(Stored entries)
################
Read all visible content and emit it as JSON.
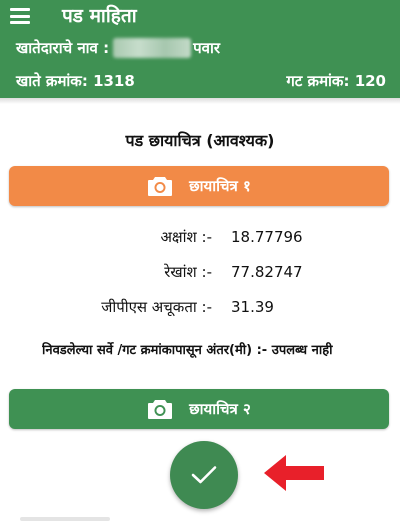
{
  "header": {
    "title": "पड माहिता",
    "owner_label": "खातेदाराचे नाव :",
    "owner_surname": "पवार",
    "account_label": "खाते क्रमांक:",
    "account_number": "1318",
    "gat_label": "गट क्रमांक:",
    "gat_number": "120",
    "background_color": "#3f9153"
  },
  "photo_section": {
    "title": "पड छायाचित्र (आवश्यक)",
    "photo1_label": "छायाचित्र १",
    "photo2_label": "छायाचित्र २",
    "photo1_color": "#f28a47",
    "photo2_color": "#3f9153",
    "icon": "camera-icon"
  },
  "location": {
    "latitude_label": "अक्षांश :-",
    "latitude_value": "18.77796",
    "longitude_label": "रेखांश :-",
    "longitude_value": "77.82747",
    "gps_label": "जीपीएस अचूकता :-",
    "gps_value": "31.39"
  },
  "distance_text": "निवडलेल्या सर्वे /गट क्रमांकापासून अंतर(मी) :- उपलब्ध नाही",
  "actions": {
    "confirm_icon": "check-icon",
    "pointer_icon": "red-arrow-icon",
    "pointer_color": "#e8202a"
  }
}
################
Each entry gets copied exactly; the pictures stay out.

Read all visible content and emit it as JSON.
{
  "header": {
    "title": "पड माहिता",
    "owner_label": "खातेदाराचे नाव :",
    "owner_surname": "पवार",
    "account_label": "खाते क्रमांक:",
    "account_number": "1318",
    "gat_label": "गट क्रमांक:",
    "gat_number": "120",
    "background_color": "#3f9153"
  },
  "photo_section": {
    "title": "पड छायाचित्र (आवश्यक)",
    "photo1_label": "छायाचित्र १",
    "photo2_label": "छायाचित्र २",
    "photo1_color": "#f28a47",
    "photo2_color": "#3f9153",
    "icon": "camera-icon"
  },
  "location": {
    "latitude_label": "अक्षांश :-",
    "latitude_value": "18.77796",
    "longitude_label": "रेखांश :-",
    "longitude_value": "77.82747",
    "gps_label": "जीपीएस अचूकता :-",
    "gps_value": "31.39"
  },
  "distance_text": "निवडलेल्या सर्वे /गट क्रमांकापासून अंतर(मी) :- उपलब्ध नाही",
  "actions": {
    "confirm_icon": "check-icon",
    "pointer_icon": "red-arrow-icon",
    "pointer_color": "#e8202a"
  }
}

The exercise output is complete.